Rewrite everything from the line containing "open-file-button[interactable]: 打开文件 (8, 261, 63, 279)" down to the line containing "baud-select[interactable]: 115200 ▼", changing each "label" to "caption" and leaving the rest untouched.

* Start DATA *

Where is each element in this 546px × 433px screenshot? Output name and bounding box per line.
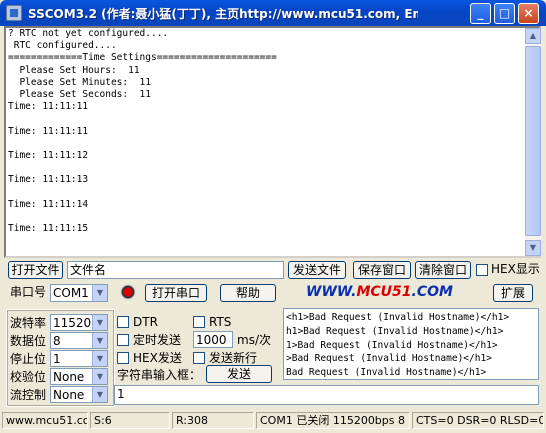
open-file-button[interactable]: 打开文件 (8, 261, 63, 279)
status-site: www.mcu51.com (2, 412, 88, 429)
flow-label: 流控制 (10, 388, 47, 402)
scroll-thumb[interactable] (525, 46, 541, 236)
send-newline-label: 发送新行 (209, 351, 258, 365)
help-button[interactable]: 帮助 (220, 284, 276, 302)
status-sent: S:6 (90, 412, 170, 429)
minimize-button[interactable]: _ (470, 3, 491, 24)
port-status-indicator-icon (120, 284, 136, 300)
hex-display-checkbox[interactable] (476, 264, 488, 276)
baud-select[interactable]: 115200 ▼ (50, 314, 108, 331)
status-lines: CTS=0 DSR=0 RLSD=0 (412, 412, 544, 429)
dtr-label: DTR (133, 315, 158, 329)
hex-send-checkbox[interactable] (117, 352, 129, 364)
timed-send-label: 定时发送 (133, 333, 182, 347)
status-bar: www.mcu51.com S:6 R:308 COM1 已关闭 115200b… (0, 410, 546, 433)
parity-select[interactable]: None ▼ (50, 368, 108, 385)
hex-send-label: HEX发送 (133, 351, 182, 365)
send-button[interactable]: 发送 (206, 365, 272, 383)
receive-text-area[interactable]: ? RTC not yet configured.... RTC configu… (4, 26, 541, 258)
dtr-checkbox[interactable] (117, 316, 129, 328)
mcu51-banner: WWW.MCU51.COM (306, 284, 470, 300)
stopbits-label: 停止位 (10, 352, 47, 366)
send-text-input[interactable]: 1 (114, 385, 539, 405)
receive-text: ? RTC not yet configured.... RTC configu… (8, 28, 277, 235)
expand-button[interactable]: 扩展 (493, 284, 533, 302)
databits-select[interactable]: 8 ▼ (50, 332, 108, 349)
filename-input[interactable]: 文件名 (67, 261, 284, 279)
clear-window-button[interactable]: 清除窗口 (415, 261, 471, 279)
banner-prefix: WWW. (306, 284, 357, 300)
chevron-down-icon[interactable]: ▼ (92, 333, 107, 348)
vertical-scrollbar[interactable]: ▲ ▼ (525, 28, 541, 256)
send-newline-checkbox[interactable] (193, 352, 205, 364)
maximize-button[interactable]: □ (494, 3, 515, 24)
port-label: 串口号 (10, 285, 47, 299)
send-file-button[interactable]: 发送文件 (288, 261, 346, 279)
interval-unit-label: ms/次 (237, 333, 271, 347)
port-value: COM1 (53, 286, 89, 300)
response-text-area[interactable]: <h1>Bad Request (Invalid Hostname)</h1> … (283, 308, 539, 380)
chevron-down-icon[interactable]: ▼ (92, 369, 107, 384)
parity-label: 校验位 (10, 370, 47, 384)
string-input-label: 字符串输入框： (117, 368, 202, 382)
flow-value: None (53, 388, 85, 402)
rts-checkbox[interactable] (193, 316, 205, 328)
rts-label: RTS (209, 315, 232, 329)
close-button[interactable]: × (518, 3, 539, 24)
timed-send-checkbox[interactable] (117, 334, 129, 346)
stopbits-value: 1 (53, 352, 61, 366)
save-window-button[interactable]: 保存窗口 (353, 261, 411, 279)
chevron-down-icon[interactable]: ▼ (92, 351, 107, 366)
scroll-up-arrow-icon[interactable]: ▲ (525, 28, 541, 44)
scroll-down-arrow-icon[interactable]: ▼ (525, 240, 541, 256)
chevron-down-icon[interactable]: ▼ (92, 285, 107, 301)
databits-label: 数据位 (10, 334, 47, 348)
interval-input[interactable]: 1000 (193, 331, 233, 348)
flow-select[interactable]: None ▼ (50, 386, 108, 403)
databits-value: 8 (53, 334, 61, 348)
app-icon (6, 5, 22, 21)
hex-display-label: HEX显示 (491, 262, 540, 276)
status-port: COM1 已关闭 115200bps 8 1 (256, 412, 410, 429)
stopbits-select[interactable]: 1 ▼ (50, 350, 108, 367)
status-received: R:308 (172, 412, 254, 429)
window-title: SSCOM3.2 (作者:聂小猛(丁丁), 主页http://www.mcu51… (28, 7, 418, 21)
banner-brand: MCU51 (356, 284, 412, 300)
title-bar: SSCOM3.2 (作者:聂小猛(丁丁), 主页http://www.mcu51… (0, 0, 546, 26)
open-port-button[interactable]: 打开串口 (145, 284, 207, 302)
baud-label: 波特率 (10, 316, 47, 330)
port-select[interactable]: COM1 ▼ (50, 284, 108, 302)
chevron-down-icon[interactable]: ▼ (92, 315, 107, 330)
banner-suffix: .COM (411, 284, 453, 300)
parity-value: None (53, 370, 85, 384)
chevron-down-icon[interactable]: ▼ (92, 387, 107, 402)
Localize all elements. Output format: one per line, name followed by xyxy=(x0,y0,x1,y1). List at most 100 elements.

* End DATA *

RESULT OF THIS TASK:
open-file-button[interactable]: 打开文件 (8, 261, 63, 279)
status-site: www.mcu51.com (2, 412, 88, 429)
flow-caption: 流控制 (10, 388, 47, 402)
scroll-thumb[interactable] (525, 46, 541, 236)
send-newline-caption: 发送新行 (209, 351, 258, 365)
help-button[interactable]: 帮助 (220, 284, 276, 302)
status-sent: S:6 (90, 412, 170, 429)
minimize-button[interactable]: _ (470, 3, 491, 24)
port-status-indicator-icon (120, 284, 136, 300)
hex-display-checkbox[interactable] (476, 264, 488, 276)
baud-select[interactable]: 115200 ▼ (50, 314, 108, 331)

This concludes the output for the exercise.